Layout annotation records

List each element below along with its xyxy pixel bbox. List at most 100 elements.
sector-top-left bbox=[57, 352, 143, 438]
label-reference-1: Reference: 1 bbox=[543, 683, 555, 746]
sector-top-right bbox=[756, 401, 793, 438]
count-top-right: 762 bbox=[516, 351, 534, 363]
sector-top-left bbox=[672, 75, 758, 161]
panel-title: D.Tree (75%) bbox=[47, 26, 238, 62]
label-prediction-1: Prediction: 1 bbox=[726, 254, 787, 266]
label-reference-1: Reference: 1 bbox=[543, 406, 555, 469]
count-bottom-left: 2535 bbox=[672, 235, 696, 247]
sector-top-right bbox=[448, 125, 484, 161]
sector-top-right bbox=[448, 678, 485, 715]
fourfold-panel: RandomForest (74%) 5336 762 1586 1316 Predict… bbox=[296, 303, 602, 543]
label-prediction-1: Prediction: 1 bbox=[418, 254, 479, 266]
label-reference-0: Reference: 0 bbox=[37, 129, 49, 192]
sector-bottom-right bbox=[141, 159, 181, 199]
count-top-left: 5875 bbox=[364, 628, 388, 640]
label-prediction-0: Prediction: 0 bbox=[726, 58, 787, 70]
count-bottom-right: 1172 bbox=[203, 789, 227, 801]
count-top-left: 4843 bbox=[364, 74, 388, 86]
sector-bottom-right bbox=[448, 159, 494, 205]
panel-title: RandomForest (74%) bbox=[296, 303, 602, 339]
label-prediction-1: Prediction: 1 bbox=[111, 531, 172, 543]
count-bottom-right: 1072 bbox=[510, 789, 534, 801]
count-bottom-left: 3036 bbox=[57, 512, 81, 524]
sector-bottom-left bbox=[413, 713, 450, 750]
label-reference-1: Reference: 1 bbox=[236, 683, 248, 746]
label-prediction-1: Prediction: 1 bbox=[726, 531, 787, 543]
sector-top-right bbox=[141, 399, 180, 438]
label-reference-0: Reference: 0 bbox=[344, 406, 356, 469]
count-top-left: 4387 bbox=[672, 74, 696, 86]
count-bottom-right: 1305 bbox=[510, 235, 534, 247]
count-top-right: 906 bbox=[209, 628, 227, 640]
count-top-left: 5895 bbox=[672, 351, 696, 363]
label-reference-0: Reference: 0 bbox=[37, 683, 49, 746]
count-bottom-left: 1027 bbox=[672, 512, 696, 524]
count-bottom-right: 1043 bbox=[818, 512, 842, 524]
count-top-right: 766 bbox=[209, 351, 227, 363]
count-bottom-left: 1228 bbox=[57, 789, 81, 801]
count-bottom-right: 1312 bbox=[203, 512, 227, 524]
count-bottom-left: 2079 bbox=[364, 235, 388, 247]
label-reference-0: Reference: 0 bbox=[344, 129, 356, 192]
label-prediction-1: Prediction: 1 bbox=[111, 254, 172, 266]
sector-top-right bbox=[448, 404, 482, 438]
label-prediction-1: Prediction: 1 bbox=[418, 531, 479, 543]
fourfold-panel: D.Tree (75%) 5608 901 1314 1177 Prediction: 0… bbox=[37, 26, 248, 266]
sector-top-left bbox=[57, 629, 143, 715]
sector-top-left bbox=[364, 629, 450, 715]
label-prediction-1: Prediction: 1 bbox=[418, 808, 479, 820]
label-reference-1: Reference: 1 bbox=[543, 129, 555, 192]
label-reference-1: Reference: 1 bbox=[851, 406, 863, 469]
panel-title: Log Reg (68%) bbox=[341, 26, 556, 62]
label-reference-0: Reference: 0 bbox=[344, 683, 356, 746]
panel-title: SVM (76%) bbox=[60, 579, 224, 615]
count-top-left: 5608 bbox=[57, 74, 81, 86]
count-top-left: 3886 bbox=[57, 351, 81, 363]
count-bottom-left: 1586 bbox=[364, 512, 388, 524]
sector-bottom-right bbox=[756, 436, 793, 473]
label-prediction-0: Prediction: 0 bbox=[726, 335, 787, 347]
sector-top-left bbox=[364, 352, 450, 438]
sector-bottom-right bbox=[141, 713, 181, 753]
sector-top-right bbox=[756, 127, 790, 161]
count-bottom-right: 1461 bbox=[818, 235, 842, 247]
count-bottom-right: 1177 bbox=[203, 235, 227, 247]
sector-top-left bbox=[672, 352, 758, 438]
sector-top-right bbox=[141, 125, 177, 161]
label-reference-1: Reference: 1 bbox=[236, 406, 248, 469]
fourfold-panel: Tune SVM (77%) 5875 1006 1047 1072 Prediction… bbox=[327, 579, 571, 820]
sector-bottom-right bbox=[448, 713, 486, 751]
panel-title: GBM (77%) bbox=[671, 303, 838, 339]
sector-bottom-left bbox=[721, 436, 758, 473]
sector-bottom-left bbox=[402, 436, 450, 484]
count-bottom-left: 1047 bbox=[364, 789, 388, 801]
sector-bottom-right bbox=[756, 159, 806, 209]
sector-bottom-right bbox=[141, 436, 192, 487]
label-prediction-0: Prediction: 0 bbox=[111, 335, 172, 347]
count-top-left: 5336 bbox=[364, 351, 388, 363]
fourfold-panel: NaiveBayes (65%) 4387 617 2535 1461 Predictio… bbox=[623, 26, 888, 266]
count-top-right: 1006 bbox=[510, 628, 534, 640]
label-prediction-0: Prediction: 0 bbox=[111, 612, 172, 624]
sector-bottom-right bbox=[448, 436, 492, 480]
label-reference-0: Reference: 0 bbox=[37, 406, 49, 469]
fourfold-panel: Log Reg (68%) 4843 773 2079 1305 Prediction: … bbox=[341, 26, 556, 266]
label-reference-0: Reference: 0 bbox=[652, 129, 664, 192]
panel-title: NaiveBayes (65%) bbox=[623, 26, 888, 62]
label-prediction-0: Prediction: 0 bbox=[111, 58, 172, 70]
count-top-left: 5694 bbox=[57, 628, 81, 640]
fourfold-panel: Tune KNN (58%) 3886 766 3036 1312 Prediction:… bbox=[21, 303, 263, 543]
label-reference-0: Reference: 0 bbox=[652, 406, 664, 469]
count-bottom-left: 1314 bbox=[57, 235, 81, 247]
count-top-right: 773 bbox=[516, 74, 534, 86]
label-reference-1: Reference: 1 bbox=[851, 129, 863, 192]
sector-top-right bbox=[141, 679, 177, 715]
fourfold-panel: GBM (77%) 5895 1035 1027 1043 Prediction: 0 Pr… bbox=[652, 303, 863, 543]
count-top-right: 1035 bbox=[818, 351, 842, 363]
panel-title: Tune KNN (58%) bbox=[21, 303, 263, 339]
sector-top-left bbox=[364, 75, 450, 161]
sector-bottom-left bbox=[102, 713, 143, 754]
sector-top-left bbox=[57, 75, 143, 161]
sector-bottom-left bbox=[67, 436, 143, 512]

§ WHAT NEEDS TO BE DONE: Copy out every line of the material above, with no alteration.

§ WORKED ANSWER:
List each element below along with its xyxy pixel bbox. List at most 100 elements.
sector-top-left bbox=[57, 352, 143, 438]
label-reference-1: Reference: 1 bbox=[543, 683, 555, 746]
sector-top-right bbox=[756, 401, 793, 438]
count-top-right: 762 bbox=[516, 351, 534, 363]
sector-top-left bbox=[672, 75, 758, 161]
panel-title: D.Tree (75%) bbox=[47, 26, 238, 62]
label-prediction-1: Prediction: 1 bbox=[726, 254, 787, 266]
label-reference-1: Reference: 1 bbox=[543, 406, 555, 469]
count-bottom-left: 2535 bbox=[672, 235, 696, 247]
sector-top-right bbox=[448, 125, 484, 161]
sector-top-right bbox=[448, 678, 485, 715]
fourfold-panel: RandomForest (74%) 5336 762 1586 1316 Predict… bbox=[296, 303, 602, 543]
label-prediction-1: Prediction: 1 bbox=[418, 254, 479, 266]
label-reference-0: Reference: 0 bbox=[37, 129, 49, 192]
sector-bottom-right bbox=[141, 159, 181, 199]
count-top-left: 5875 bbox=[364, 628, 388, 640]
label-prediction-0: Prediction: 0 bbox=[726, 58, 787, 70]
count-bottom-right: 1172 bbox=[203, 789, 227, 801]
count-top-left: 4843 bbox=[364, 74, 388, 86]
sector-bottom-right bbox=[448, 159, 494, 205]
panel-title: RandomForest (74%) bbox=[296, 303, 602, 339]
label-prediction-1: Prediction: 1 bbox=[111, 531, 172, 543]
count-bottom-right: 1072 bbox=[510, 789, 534, 801]
count-bottom-left: 3036 bbox=[57, 512, 81, 524]
sector-bottom-left bbox=[413, 713, 450, 750]
label-reference-1: Reference: 1 bbox=[236, 683, 248, 746]
label-prediction-1: Prediction: 1 bbox=[726, 531, 787, 543]
sector-top-right bbox=[141, 399, 180, 438]
label-reference-0: Reference: 0 bbox=[344, 406, 356, 469]
count-top-left: 4387 bbox=[672, 74, 696, 86]
count-bottom-right: 1305 bbox=[510, 235, 534, 247]
count-top-right: 906 bbox=[209, 628, 227, 640]
count-top-left: 5895 bbox=[672, 351, 696, 363]
label-reference-0: Reference: 0 bbox=[37, 683, 49, 746]
count-bottom-left: 1027 bbox=[672, 512, 696, 524]
count-bottom-right: 1043 bbox=[818, 512, 842, 524]
count-top-right: 766 bbox=[209, 351, 227, 363]
count-bottom-left: 1228 bbox=[57, 789, 81, 801]
count-bottom-right: 1312 bbox=[203, 512, 227, 524]
count-bottom-left: 2079 bbox=[364, 235, 388, 247]
label-reference-0: Reference: 0 bbox=[344, 129, 356, 192]
label-prediction-1: Prediction: 1 bbox=[111, 254, 172, 266]
sector-top-right bbox=[448, 404, 482, 438]
label-prediction-1: Prediction: 1 bbox=[418, 531, 479, 543]
fourfold-panel: D.Tree (75%) 5608 901 1314 1177 Prediction: 0… bbox=[37, 26, 248, 266]
sector-top-left bbox=[57, 629, 143, 715]
sector-top-left bbox=[364, 629, 450, 715]
label-prediction-1: Prediction: 1 bbox=[418, 808, 479, 820]
label-reference-1: Reference: 1 bbox=[543, 129, 555, 192]
label-reference-1: Reference: 1 bbox=[851, 406, 863, 469]
panel-title: Log Reg (68%) bbox=[341, 26, 556, 62]
label-reference-0: Reference: 0 bbox=[344, 683, 356, 746]
panel-title: SVM (76%) bbox=[60, 579, 224, 615]
count-top-left: 5608 bbox=[57, 74, 81, 86]
count-top-left: 3886 bbox=[57, 351, 81, 363]
count-bottom-left: 1586 bbox=[364, 512, 388, 524]
sector-bottom-right bbox=[756, 436, 793, 473]
label-prediction-0: Prediction: 0 bbox=[726, 335, 787, 347]
sector-top-left bbox=[364, 352, 450, 438]
sector-bottom-right bbox=[141, 713, 181, 753]
sector-top-right bbox=[756, 127, 790, 161]
count-bottom-right: 1461 bbox=[818, 235, 842, 247]
count-bottom-right: 1177 bbox=[203, 235, 227, 247]
sector-top-left bbox=[672, 352, 758, 438]
sector-top-right bbox=[141, 125, 177, 161]
label-reference-1: Reference: 1 bbox=[236, 406, 248, 469]
fourfold-panel: Tune SVM (77%) 5875 1006 1047 1072 Prediction… bbox=[327, 579, 571, 820]
sector-bottom-right bbox=[448, 713, 486, 751]
panel-title: GBM (77%) bbox=[671, 303, 838, 339]
sector-bottom-left bbox=[721, 436, 758, 473]
sector-bottom-left bbox=[402, 436, 450, 484]
count-bottom-left: 1047 bbox=[364, 789, 388, 801]
sector-bottom-right bbox=[756, 159, 806, 209]
sector-bottom-right bbox=[141, 436, 192, 487]
label-prediction-0: Prediction: 0 bbox=[111, 335, 172, 347]
count-top-left: 5336 bbox=[364, 351, 388, 363]
fourfold-panel: NaiveBayes (65%) 4387 617 2535 1461 Predictio… bbox=[623, 26, 888, 266]
count-top-right: 1006 bbox=[510, 628, 534, 640]
label-prediction-0: Prediction: 0 bbox=[111, 612, 172, 624]
sector-bottom-right bbox=[448, 436, 492, 480]
label-reference-0: Reference: 0 bbox=[37, 406, 49, 469]
fourfold-panel: Log Reg (68%) 4843 773 2079 1305 Prediction: … bbox=[341, 26, 556, 266]
label-reference-0: Reference: 0 bbox=[652, 129, 664, 192]
panel-title: NaiveBayes (65%) bbox=[623, 26, 888, 62]
label-prediction-0: Prediction: 0 bbox=[111, 58, 172, 70]
count-top-left: 5694 bbox=[57, 628, 81, 640]
fourfold-panel: Tune KNN (58%) 3886 766 3036 1312 Prediction:… bbox=[21, 303, 263, 543]
label-reference-0: Reference: 0 bbox=[652, 406, 664, 469]
count-bottom-left: 1314 bbox=[57, 235, 81, 247]
count-top-right: 773 bbox=[516, 74, 534, 86]
label-reference-1: Reference: 1 bbox=[851, 129, 863, 192]
sector-top-right bbox=[141, 679, 177, 715]
fourfold-panel: GBM (77%) 5895 1035 1027 1043 Prediction: 0 Pr… bbox=[652, 303, 863, 543]
count-top-right: 1035 bbox=[818, 351, 842, 363]
panel-title: Tune KNN (58%) bbox=[21, 303, 263, 339]
sector-top-left bbox=[364, 75, 450, 161]
sector-bottom-left bbox=[102, 713, 143, 754]
sector-top-left bbox=[57, 75, 143, 161]
sector-bottom-left bbox=[67, 436, 143, 512]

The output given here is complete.